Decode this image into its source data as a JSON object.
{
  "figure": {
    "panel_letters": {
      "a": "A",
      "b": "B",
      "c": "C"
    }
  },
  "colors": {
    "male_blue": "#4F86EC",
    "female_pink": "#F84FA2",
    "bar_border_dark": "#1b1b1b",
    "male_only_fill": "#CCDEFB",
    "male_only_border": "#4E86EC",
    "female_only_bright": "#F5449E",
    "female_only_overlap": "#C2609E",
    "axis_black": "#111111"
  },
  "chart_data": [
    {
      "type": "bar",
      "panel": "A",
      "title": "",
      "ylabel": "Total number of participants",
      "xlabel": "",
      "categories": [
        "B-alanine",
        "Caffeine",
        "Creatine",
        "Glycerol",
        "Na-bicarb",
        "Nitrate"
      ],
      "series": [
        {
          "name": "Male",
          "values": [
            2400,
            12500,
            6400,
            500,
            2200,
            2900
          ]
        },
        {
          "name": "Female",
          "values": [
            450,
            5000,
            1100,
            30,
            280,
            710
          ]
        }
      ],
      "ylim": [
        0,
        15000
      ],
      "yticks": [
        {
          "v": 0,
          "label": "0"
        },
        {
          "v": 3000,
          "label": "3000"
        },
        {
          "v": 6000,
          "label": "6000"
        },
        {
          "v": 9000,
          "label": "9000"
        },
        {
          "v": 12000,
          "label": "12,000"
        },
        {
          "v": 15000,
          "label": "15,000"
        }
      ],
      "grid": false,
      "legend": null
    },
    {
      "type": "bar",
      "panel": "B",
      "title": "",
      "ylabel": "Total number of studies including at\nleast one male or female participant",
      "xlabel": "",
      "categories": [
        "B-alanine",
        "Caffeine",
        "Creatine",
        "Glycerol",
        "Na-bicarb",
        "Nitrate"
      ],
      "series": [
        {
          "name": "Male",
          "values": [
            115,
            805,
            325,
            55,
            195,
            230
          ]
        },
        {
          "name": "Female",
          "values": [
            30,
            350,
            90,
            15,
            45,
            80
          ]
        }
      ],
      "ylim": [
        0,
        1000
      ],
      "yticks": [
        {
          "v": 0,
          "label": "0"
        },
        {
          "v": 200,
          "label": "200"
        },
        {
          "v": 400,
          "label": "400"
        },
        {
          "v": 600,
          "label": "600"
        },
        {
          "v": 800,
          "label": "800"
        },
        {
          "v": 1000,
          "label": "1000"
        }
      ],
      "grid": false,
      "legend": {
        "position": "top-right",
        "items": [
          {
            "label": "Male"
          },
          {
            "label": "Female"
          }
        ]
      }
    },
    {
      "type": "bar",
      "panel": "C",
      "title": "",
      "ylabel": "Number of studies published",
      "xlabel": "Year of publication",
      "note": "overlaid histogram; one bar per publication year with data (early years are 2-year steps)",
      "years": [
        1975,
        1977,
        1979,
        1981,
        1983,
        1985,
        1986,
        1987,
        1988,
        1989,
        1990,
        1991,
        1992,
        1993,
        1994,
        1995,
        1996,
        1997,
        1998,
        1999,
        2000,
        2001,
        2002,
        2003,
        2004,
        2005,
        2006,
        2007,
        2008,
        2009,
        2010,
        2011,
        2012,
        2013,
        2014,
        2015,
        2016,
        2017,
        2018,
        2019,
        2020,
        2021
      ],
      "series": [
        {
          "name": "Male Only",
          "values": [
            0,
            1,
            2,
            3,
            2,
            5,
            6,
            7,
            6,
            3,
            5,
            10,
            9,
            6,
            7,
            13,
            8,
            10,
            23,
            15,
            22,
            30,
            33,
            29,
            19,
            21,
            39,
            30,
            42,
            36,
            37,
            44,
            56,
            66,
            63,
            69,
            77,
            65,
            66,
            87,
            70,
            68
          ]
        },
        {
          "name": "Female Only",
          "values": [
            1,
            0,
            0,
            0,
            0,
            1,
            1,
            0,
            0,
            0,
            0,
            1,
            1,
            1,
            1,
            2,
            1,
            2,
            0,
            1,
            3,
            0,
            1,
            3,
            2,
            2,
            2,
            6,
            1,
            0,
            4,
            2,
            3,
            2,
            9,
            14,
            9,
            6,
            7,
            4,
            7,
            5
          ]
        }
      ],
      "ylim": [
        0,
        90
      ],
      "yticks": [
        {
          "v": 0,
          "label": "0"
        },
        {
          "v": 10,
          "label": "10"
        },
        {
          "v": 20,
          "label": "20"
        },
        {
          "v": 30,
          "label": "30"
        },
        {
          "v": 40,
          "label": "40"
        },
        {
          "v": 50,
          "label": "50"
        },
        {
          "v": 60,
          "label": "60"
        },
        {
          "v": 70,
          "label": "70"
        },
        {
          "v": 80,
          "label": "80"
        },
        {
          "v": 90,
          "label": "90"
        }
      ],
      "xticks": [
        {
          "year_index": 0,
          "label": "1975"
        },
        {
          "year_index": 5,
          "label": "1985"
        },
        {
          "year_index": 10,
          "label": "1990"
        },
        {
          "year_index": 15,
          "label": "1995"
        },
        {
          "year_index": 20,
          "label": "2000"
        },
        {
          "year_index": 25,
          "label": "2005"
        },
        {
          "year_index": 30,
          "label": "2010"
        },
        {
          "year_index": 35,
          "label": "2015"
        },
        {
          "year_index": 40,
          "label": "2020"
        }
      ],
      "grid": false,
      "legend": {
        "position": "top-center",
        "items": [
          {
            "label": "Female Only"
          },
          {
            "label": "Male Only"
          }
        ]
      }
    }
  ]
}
________________
• Objective: Select from the material above each line in which the string "ylabel" appears, and list those lines.

• Reply:
      "ylabel": "Total number of participants",
      "ylabel": "Total number of studies including at\nleast one male or female participant",
      "ylabel": "Number of studies published",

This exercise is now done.